Instruction - Write the data out again, exactly as given.

Exercise input -
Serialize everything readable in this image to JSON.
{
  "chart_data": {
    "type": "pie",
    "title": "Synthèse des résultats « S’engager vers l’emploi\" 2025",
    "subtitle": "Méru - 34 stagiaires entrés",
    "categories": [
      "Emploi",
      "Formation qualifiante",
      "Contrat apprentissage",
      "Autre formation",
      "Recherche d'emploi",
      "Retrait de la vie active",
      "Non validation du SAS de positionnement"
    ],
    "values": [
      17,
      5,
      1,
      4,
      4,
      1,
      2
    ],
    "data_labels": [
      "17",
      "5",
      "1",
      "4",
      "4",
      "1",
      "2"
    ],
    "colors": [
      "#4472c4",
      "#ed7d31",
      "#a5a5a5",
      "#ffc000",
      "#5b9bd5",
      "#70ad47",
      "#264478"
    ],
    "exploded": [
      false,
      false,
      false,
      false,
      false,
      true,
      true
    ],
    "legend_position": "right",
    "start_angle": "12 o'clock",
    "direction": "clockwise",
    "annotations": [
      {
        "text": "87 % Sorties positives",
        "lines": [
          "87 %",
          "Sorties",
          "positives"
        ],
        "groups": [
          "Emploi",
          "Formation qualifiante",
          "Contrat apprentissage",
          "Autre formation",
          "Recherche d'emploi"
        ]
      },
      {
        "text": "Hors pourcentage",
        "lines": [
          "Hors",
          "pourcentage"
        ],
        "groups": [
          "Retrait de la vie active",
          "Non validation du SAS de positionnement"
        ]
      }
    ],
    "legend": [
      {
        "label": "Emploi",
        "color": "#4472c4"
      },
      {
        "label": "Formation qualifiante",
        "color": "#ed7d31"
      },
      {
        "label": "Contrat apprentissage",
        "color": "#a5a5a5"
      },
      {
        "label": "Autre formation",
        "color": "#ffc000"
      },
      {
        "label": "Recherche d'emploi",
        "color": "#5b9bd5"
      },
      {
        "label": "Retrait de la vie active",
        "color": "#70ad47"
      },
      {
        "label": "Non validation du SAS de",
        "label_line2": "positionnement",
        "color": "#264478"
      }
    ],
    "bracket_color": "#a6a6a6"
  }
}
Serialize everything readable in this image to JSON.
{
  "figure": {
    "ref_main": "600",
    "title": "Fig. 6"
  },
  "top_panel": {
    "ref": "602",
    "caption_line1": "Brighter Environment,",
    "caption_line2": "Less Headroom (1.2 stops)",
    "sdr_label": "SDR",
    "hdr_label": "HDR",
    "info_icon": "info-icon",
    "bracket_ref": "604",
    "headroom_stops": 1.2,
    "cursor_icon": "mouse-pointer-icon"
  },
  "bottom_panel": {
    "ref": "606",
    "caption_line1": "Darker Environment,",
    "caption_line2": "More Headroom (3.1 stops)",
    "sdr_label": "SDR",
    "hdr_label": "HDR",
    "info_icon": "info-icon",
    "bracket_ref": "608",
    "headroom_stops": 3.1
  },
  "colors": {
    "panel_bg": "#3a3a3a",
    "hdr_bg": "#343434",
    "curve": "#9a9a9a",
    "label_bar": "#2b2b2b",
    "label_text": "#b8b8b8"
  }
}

Solution to this exercise -
Serialize everything readable in this image to JSON.
{
  "chart_data": {
    "type": "pie",
    "title": "Synthèse des résultats « S’engager vers l’emploi\" 2025",
    "subtitle": "Méru - 34 stagiaires entrés",
    "categories": [
      "Emploi",
      "Formation qualifiante",
      "Contrat apprentissage",
      "Autre formation",
      "Recherche d'emploi",
      "Retrait de la vie active",
      "Non validation du SAS de positionnement"
    ],
    "values": [
      17,
      5,
      1,
      4,
      4,
      1,
      2
    ],
    "data_labels": [
      "17",
      "5",
      "1",
      "4",
      "4",
      "1",
      "2"
    ],
    "colors": [
      "#4472c4",
      "#ed7d31",
      "#a5a5a5",
      "#ffc000",
      "#5b9bd5",
      "#70ad47",
      "#264478"
    ],
    "exploded": [
      false,
      false,
      false,
      false,
      false,
      true,
      true
    ],
    "legend_position": "right",
    "start_angle": "12 o'clock",
    "direction": "clockwise",
    "annotations": [
      {
        "text": "87 % Sorties positives",
        "lines": [
          "87 %",
          "Sorties",
          "positives"
        ],
        "groups": [
          "Emploi",
          "Formation qualifiante",
          "Contrat apprentissage",
          "Autre formation",
          "Recherche d'emploi"
        ]
      },
      {
        "text": "Hors pourcentage",
        "lines": [
          "Hors",
          "pourcentage"
        ],
        "groups": [
          "Retrait de la vie active",
          "Non validation du SAS de positionnement"
        ]
      }
    ],
    "legend": [
      {
        "label": "Emploi",
        "color": "#4472c4"
      },
      {
        "label": "Formation qualifiante",
        "color": "#ed7d31"
      },
      {
        "label": "Contrat apprentissage",
        "color": "#a5a5a5"
      },
      {
        "label": "Autre formation",
        "color": "#ffc000"
      },
      {
        "label": "Recherche d'emploi",
        "color": "#5b9bd5"
      },
      {
        "label": "Retrait de la vie active",
        "color": "#70ad47"
      },
      {
        "label": "Non validation du SAS de",
        "label_line2": "positionnement",
        "color": "#264478"
      }
    ],
    "bracket_color": "#a6a6a6"
  }
}
Serialize everything readable in this image to JSON.
{
  "figure": {
    "ref_main": "600",
    "title": "Fig. 6"
  },
  "top_panel": {
    "ref": "602",
    "caption_line1": "Brighter Environment,",
    "caption_line2": "Less Headroom (1.2 stops)",
    "sdr_label": "SDR",
    "hdr_label": "HDR",
    "info_icon": "info-icon",
    "bracket_ref": "604",
    "headroom_stops": 1.2,
    "cursor_icon": "mouse-pointer-icon"
  },
  "bottom_panel": {
    "ref": "606",
    "caption_line1": "Darker Environment,",
    "caption_line2": "More Headroom (3.1 stops)",
    "sdr_label": "SDR",
    "hdr_label": "HDR",
    "info_icon": "info-icon",
    "bracket_ref": "608",
    "headroom_stops": 3.1
  },
  "colors": {
    "panel_bg": "#3a3a3a",
    "hdr_bg": "#343434",
    "curve": "#9a9a9a",
    "label_bar": "#2b2b2b",
    "label_text": "#b8b8b8"
  }
}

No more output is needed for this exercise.